§ Task prompt:
State the number of lines with the string "this" in them, and nothing else.

§ Supplied entries:
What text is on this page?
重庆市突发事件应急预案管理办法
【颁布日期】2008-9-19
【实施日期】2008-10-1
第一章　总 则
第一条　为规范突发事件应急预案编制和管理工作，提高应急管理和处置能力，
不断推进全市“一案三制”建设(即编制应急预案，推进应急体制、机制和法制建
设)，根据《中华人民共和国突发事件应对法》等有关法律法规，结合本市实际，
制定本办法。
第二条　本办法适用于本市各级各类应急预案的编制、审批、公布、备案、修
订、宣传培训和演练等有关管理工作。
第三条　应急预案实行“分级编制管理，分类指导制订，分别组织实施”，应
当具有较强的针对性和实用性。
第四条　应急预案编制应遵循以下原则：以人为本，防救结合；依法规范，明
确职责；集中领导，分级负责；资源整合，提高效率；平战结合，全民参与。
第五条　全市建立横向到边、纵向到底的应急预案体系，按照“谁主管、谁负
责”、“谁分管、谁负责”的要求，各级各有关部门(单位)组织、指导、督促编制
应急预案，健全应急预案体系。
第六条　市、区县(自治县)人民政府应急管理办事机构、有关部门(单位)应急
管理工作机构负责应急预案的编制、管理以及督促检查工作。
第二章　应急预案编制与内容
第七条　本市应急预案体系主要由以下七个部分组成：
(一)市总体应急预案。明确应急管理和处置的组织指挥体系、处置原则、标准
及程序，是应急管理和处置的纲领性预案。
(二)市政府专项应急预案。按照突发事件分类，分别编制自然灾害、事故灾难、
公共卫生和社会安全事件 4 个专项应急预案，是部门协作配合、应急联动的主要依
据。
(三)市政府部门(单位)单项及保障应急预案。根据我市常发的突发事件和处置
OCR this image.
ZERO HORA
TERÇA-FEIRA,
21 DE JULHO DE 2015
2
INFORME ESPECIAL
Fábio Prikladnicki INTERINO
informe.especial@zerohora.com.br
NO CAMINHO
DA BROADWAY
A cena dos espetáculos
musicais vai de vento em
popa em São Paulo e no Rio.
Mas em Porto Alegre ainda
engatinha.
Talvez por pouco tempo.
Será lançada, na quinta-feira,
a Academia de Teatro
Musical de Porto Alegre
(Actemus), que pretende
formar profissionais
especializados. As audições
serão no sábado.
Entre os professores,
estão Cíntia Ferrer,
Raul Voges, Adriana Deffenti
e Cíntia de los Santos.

§ Task response:
2